Markt - E-Roller
Auf dem Weg aus der Nische
Elektrisch betriebene Motorroller gibt es seit über 100 Jahren. Bisher konnten sich die angebotenen Modelle jedoch angesichts des Stands der (Akku-)Technik noch nicht etablieren. Seitdem diese aber mit deutlich verbesserten Leistungswerten aufwarten, springt auch das Interesse der Verbraucher an – und sorgen in der Fahrradbranche für ein erstes Stirnrunzeln.
Zunächst aber müssen an dieser Stelle die Begriffe geklärt werden: Was ist ein E-Roller? Mit dem Siegeszug des E-Tretrollers wurden die Begrifflichkeiten ziemlich durcheinander gewürfelt. Das Nebeneinander von E-Scooter und E-Roller ist besonders irritierend, weil damit mal das eine, mal das andere Produkt gemeint ist.
Wenn auf den folgenden Seiten von E-Rollern gesprochen wird, sind elektrisch betriebene Mofas, Mopeds und alle anderen Motorroller ohne Pedale gemeint, die mehr oder weniger wie eine Vespa aussehen, einer Versicherungspflicht unterliegen und bis 45 km/h schnell fahren. Oder kurz im Amtsdeutsch: Kleinkrafträder der Fahrzeugklasse L1e. Alle schnelleren Modelle fallen unter die Rubrik der zulassungspflichtigen Leichtkraftroller.
Lässt sich eine Tradition wiederbeleben?

----

== Aufgabe A ==
Übernimm aus dem Text über E-Roller wortgetreu den Abschnitt, der bei „Markt - E-Roller“ anfängt und bei „Produkt gemeint ist.“ aufhört.
Der Text über E-Roller und die Einträge hängen nicht miteinander zusammen.

----

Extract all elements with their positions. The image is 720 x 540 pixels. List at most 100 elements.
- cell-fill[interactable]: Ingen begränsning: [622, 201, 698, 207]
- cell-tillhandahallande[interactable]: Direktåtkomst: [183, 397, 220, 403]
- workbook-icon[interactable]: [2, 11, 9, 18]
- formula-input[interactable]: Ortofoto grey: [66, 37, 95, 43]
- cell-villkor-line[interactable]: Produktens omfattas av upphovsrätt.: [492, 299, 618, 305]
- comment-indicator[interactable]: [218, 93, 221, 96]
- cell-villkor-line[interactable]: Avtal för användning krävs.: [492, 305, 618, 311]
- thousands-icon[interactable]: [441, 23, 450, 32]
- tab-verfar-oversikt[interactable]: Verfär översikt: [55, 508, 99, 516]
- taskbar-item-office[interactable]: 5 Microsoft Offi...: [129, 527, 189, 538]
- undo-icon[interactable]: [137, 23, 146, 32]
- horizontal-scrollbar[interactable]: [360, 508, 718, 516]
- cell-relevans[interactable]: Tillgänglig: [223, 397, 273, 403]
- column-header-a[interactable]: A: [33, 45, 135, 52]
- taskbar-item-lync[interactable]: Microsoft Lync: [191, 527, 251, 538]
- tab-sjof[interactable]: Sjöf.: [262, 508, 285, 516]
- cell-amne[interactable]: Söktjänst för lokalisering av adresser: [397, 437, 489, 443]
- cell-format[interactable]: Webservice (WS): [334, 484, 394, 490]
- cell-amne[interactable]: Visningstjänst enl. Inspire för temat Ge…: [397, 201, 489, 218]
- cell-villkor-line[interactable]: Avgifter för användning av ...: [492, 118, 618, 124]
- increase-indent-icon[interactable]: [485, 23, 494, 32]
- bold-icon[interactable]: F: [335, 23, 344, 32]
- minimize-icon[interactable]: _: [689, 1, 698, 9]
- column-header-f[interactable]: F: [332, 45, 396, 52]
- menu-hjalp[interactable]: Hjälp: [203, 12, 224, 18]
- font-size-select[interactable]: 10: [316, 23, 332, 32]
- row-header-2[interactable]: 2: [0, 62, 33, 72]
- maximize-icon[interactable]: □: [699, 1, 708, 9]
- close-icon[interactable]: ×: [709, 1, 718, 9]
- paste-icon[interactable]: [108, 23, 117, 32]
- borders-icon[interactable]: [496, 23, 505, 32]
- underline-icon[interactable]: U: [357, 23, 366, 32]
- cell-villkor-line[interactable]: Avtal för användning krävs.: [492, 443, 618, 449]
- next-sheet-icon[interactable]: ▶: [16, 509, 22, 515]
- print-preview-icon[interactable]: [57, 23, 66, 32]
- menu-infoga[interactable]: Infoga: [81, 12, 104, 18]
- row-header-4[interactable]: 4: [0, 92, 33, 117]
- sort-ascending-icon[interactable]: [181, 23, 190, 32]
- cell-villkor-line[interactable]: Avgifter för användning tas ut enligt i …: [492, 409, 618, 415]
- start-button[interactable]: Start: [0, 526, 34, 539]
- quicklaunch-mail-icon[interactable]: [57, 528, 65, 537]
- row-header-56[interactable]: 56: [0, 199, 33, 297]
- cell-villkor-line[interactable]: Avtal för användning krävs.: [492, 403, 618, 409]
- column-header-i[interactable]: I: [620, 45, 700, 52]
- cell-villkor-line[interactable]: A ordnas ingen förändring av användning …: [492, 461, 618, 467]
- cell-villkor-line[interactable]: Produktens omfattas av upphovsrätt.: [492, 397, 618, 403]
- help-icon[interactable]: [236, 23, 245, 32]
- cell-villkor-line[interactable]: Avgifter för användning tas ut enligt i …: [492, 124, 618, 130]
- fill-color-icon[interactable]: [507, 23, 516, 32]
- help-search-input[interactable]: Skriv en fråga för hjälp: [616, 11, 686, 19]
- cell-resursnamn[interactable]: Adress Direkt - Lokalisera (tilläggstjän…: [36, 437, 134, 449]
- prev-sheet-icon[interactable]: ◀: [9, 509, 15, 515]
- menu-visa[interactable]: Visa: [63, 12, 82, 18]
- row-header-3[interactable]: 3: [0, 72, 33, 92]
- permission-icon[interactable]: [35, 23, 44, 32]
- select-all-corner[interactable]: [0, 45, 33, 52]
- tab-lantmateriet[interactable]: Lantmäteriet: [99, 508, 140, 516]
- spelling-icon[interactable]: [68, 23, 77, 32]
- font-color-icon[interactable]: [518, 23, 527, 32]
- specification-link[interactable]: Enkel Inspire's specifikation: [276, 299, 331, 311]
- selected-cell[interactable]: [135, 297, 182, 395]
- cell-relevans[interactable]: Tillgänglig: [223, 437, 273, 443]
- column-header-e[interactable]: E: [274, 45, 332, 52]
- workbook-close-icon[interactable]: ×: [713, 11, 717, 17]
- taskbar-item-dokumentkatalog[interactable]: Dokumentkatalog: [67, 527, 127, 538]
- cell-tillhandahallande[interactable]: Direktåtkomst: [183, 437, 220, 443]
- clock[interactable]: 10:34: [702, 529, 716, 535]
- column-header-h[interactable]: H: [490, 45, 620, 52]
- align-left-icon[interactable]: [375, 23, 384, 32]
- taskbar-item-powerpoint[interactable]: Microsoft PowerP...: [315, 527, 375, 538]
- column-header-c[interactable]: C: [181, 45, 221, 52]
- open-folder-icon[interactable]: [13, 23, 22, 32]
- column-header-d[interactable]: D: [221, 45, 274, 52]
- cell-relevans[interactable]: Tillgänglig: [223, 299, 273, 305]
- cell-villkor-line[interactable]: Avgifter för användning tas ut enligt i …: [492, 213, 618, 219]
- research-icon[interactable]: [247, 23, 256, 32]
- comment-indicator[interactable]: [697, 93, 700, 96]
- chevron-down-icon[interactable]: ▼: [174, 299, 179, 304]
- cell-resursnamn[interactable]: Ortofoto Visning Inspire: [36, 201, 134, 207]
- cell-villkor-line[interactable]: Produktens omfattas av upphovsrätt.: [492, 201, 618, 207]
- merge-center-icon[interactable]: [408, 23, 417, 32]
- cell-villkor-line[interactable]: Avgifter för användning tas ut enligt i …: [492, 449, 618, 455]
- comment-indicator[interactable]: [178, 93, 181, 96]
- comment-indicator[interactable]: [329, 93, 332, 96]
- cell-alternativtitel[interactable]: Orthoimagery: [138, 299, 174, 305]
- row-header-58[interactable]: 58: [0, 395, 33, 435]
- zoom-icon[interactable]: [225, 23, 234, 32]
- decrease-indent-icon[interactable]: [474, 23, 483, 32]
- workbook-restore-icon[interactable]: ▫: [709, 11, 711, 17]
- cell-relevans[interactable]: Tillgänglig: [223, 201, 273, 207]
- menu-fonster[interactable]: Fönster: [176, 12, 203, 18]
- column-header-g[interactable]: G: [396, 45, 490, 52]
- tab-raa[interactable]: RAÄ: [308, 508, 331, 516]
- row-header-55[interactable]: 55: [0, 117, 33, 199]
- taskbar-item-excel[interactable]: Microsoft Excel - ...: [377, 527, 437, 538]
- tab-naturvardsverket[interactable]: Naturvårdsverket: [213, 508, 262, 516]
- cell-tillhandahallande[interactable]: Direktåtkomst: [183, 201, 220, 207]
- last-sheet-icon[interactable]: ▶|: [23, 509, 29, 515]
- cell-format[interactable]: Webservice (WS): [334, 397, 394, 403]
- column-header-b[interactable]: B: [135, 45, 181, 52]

----

== Aufgabe B ==
Stelle die Einträge vom ersten bis einschließlich der Zeile mit „- formula-input[interactable]: Ortofoto“ als Markdown-Tabelle mit den Spalten „Nr“ und „Zeile“ dar. Leere Zeilen lässt du dabei weg.

== Lösung A ==
Markt - E-Roller
Auf dem Weg aus der Nische
Elektrisch betriebene Motorroller gibt es seit über 100 Jahren. Bisher konnten sich die angebotenen Modelle jedoch angesichts des Stands der (Akku-)Technik noch nicht etablieren. Seitdem diese aber mit deutlich verbesserten Leistungswerten aufwarten, springt auch das Interesse der Verbraucher an – und sorgen in der Fahrradbranche für ein erstes Stirnrunzeln.
Zunächst aber müssen an dieser Stelle die Begriffe geklärt werden: Was ist ein E-Roller? Mit dem Siegeszug des E-Tretrollers wurden die Begrifflichkeiten ziemlich durcheinander gewürfelt. Das Nebeneinander von E-Scooter und E-Roller ist besonders irritierend, weil damit mal das eine, mal das andere Produkt gemeint ist.

== Lösung B ==
| Nr | Zeile |
|---|---|
| 1 | Extract all elements with their positions. The image is 720 x 540 pixels. List at most 100 elements. |
| 2 | - cell-fill[interactable]: Ingen begränsning: [622, 201, 698, 207] |
| 3 | - cell-tillhandahallande[interactable]: Direktåtkomst: [183, 397, 220, 403] |
| 4 | - workbook-icon[interactable]: [2, 11, 9, 18] |
| 5 | - formula-input[interactable]: Ortofoto grey: [66, 37, 95, 43] |